_GIVEN EXERCISE_. Each line that holds the word "above" counts once; report the total and nothing else.

_SUPPLIED MATERIAL_.
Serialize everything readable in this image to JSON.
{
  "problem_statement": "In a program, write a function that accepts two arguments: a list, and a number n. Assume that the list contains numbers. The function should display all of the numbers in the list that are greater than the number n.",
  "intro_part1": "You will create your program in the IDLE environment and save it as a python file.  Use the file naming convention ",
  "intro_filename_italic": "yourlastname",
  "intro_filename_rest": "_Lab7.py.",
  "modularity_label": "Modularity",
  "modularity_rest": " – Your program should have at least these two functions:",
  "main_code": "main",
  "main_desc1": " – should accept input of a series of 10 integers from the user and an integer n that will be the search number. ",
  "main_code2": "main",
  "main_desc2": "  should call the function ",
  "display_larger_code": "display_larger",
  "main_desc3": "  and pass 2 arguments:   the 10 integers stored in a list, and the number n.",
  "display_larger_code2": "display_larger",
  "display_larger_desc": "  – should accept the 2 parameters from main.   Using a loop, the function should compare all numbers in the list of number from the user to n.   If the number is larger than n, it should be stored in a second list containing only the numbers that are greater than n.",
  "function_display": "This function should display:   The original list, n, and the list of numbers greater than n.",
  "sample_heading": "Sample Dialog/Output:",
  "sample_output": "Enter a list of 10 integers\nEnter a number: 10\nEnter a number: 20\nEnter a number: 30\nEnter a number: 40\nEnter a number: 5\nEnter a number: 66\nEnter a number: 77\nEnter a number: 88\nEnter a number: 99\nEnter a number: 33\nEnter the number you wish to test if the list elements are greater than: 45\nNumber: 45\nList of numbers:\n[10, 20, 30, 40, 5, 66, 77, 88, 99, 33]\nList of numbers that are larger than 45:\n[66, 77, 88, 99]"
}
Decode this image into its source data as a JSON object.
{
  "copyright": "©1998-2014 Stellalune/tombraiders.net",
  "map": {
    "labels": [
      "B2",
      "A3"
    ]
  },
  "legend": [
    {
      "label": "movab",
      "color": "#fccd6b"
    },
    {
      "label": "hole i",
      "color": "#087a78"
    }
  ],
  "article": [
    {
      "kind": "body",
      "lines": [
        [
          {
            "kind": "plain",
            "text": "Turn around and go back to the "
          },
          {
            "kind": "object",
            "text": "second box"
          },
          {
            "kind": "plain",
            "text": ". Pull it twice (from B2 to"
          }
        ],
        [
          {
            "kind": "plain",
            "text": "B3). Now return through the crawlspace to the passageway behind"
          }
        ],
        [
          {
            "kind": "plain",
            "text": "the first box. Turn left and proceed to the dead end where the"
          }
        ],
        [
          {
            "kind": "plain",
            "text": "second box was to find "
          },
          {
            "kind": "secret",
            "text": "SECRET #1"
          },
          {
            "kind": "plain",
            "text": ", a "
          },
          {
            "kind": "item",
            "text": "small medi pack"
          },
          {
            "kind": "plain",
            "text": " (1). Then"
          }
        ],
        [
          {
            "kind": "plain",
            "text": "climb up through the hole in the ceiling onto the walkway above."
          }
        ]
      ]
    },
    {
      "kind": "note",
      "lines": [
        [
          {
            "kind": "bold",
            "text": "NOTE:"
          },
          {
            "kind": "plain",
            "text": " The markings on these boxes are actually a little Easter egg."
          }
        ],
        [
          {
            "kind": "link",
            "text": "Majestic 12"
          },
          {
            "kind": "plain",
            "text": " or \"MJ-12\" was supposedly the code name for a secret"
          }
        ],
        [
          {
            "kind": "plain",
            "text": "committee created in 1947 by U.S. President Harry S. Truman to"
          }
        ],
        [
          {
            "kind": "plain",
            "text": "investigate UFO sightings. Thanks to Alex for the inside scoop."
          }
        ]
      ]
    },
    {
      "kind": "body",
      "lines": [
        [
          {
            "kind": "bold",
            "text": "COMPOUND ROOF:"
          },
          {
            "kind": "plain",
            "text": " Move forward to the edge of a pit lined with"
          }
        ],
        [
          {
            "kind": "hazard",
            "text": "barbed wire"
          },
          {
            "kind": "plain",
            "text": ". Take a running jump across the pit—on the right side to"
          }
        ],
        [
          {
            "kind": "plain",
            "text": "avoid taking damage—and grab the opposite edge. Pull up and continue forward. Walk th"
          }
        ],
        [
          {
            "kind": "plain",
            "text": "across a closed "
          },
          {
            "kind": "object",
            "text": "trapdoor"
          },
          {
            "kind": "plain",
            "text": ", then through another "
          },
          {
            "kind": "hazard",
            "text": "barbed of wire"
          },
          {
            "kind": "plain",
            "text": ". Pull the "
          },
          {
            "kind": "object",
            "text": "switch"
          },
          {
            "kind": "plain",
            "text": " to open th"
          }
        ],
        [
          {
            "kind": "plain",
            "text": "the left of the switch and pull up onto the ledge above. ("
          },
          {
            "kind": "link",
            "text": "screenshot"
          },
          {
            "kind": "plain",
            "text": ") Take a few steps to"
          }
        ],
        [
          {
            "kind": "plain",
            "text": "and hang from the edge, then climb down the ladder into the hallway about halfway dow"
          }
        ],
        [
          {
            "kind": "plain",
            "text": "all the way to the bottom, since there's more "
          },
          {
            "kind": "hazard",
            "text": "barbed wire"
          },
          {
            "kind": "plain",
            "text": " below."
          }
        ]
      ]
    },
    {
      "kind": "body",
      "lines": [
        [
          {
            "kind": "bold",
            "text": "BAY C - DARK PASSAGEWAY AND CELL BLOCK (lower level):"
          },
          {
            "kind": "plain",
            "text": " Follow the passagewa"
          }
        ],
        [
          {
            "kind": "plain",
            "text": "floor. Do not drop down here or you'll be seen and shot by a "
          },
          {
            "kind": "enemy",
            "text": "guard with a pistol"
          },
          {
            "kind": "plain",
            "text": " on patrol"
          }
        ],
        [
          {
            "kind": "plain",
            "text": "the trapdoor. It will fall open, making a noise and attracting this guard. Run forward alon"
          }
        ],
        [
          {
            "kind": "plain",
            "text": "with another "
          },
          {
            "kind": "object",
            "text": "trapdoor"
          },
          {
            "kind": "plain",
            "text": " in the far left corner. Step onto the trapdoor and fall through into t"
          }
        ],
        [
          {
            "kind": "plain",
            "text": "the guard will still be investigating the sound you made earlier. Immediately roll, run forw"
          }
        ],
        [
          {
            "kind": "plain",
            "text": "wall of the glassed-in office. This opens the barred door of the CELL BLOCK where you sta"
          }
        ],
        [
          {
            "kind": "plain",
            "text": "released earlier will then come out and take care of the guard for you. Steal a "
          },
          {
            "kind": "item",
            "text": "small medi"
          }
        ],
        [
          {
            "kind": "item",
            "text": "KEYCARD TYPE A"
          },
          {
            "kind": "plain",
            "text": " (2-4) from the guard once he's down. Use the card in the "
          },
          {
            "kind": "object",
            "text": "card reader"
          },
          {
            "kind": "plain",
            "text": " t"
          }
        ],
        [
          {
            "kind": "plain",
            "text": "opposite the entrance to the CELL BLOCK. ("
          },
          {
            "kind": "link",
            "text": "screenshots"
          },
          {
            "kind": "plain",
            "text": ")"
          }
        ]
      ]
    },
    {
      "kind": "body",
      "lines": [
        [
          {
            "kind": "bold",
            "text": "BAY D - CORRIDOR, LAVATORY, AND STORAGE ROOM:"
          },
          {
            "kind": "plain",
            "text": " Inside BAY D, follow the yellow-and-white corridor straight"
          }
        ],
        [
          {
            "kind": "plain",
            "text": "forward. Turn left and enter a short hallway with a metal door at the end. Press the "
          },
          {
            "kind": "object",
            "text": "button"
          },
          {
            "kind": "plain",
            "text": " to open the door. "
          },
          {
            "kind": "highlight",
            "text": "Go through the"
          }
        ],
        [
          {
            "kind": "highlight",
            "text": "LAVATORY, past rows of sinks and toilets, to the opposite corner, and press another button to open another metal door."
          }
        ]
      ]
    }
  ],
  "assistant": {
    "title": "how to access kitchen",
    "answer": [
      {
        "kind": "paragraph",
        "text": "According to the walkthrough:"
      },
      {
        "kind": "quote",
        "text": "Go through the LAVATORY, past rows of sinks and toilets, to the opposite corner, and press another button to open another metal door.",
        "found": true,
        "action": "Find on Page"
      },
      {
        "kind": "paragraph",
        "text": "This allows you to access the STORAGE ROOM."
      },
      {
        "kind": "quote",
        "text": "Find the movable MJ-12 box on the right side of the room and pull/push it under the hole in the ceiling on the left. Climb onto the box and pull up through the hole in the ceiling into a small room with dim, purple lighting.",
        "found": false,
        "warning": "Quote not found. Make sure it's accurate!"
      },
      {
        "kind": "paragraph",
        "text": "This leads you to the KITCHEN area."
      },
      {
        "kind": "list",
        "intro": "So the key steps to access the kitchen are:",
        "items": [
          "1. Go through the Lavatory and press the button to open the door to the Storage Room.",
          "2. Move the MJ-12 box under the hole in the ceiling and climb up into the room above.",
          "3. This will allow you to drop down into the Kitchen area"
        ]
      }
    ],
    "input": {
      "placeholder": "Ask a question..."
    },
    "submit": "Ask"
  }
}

_OUTPUT FOR THIS EXERCISE_. 3